» Problem details
Omit all pictures and give the records below again exactly as written.

═════ Provided information

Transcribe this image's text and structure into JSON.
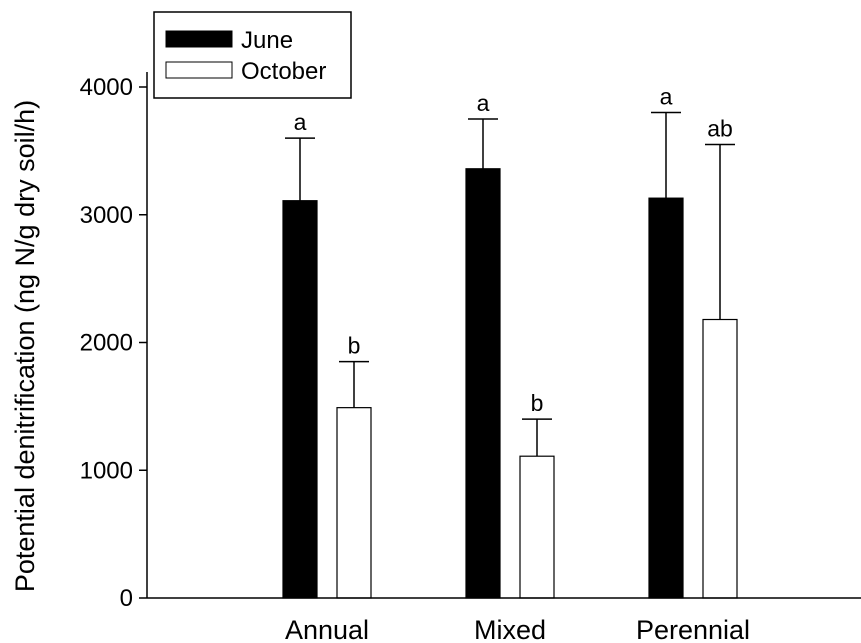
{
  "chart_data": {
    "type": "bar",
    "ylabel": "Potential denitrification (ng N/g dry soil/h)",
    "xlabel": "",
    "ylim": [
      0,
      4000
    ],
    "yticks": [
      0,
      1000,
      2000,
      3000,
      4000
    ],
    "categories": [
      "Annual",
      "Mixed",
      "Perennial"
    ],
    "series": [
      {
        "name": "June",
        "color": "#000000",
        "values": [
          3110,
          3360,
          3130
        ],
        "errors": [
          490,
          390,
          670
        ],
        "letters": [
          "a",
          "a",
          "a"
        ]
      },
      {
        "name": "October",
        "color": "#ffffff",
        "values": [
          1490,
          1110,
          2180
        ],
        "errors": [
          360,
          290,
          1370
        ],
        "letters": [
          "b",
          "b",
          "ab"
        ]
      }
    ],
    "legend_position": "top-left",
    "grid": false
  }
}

══════════

» Answer
Transcribe this image's text and structure into JSON.
{
  "chart_data": {
    "type": "bar",
    "ylabel": "Potential denitrification (ng N/g dry soil/h)",
    "xlabel": "",
    "ylim": [
      0,
      4000
    ],
    "yticks": [
      0,
      1000,
      2000,
      3000,
      4000
    ],
    "categories": [
      "Annual",
      "Mixed",
      "Perennial"
    ],
    "series": [
      {
        "name": "June",
        "color": "#000000",
        "values": [
          3110,
          3360,
          3130
        ],
        "errors": [
          490,
          390,
          670
        ],
        "letters": [
          "a",
          "a",
          "a"
        ]
      },
      {
        "name": "October",
        "color": "#ffffff",
        "values": [
          1490,
          1110,
          2180
        ],
        "errors": [
          360,
          290,
          1370
        ],
        "letters": [
          "b",
          "b",
          "ab"
        ]
      }
    ],
    "legend_position": "top-left",
    "grid": false
  }
}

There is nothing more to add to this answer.